▶ Given exercise
Filter the records for lines holding the string "name".

•••

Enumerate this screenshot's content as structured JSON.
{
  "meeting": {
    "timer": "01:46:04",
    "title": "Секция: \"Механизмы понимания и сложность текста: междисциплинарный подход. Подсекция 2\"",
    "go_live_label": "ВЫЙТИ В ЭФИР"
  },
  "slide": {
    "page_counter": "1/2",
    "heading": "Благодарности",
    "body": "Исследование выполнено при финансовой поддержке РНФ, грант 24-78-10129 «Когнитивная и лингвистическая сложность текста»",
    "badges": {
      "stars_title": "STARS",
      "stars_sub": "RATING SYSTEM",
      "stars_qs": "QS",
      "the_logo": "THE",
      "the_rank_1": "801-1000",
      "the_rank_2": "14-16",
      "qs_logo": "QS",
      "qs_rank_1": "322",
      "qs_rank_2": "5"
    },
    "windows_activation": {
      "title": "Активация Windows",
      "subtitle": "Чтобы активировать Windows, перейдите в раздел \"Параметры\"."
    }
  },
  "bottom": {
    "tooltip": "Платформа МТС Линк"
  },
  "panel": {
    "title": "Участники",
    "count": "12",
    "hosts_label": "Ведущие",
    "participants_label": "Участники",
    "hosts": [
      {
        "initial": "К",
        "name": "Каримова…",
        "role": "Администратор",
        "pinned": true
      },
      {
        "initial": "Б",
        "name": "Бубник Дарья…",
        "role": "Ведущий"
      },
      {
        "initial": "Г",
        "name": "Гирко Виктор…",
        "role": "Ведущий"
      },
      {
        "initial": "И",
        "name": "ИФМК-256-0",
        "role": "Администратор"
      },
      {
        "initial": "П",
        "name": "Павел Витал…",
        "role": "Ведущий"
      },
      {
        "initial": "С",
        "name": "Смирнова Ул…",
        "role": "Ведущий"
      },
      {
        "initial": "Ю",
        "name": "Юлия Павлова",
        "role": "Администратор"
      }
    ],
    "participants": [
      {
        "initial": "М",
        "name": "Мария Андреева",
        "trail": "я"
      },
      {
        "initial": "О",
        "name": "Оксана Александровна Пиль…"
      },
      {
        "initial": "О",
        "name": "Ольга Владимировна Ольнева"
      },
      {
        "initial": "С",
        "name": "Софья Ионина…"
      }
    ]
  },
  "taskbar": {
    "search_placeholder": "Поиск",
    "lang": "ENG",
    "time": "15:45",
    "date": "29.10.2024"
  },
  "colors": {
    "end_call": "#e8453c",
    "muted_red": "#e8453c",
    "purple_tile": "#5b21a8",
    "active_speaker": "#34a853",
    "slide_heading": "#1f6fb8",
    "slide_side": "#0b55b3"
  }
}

•••

▶ Problem solution
        "name": "Каримова…",
        "name": "Бубник Дарья…",
        "name": "Гирко Виктор…",
        "name": "ИФМК-256-0",
        "name": "Павел Витал…",
        "name": "Смирнова Ул…",
        "name": "Юлия Павлова",
        "name": "Мария Андреева",
        "name": "Оксана Александровна Пиль…"
        "name": "Ольга Владимировна Ольнева"
        "name": "Софья Ионина…"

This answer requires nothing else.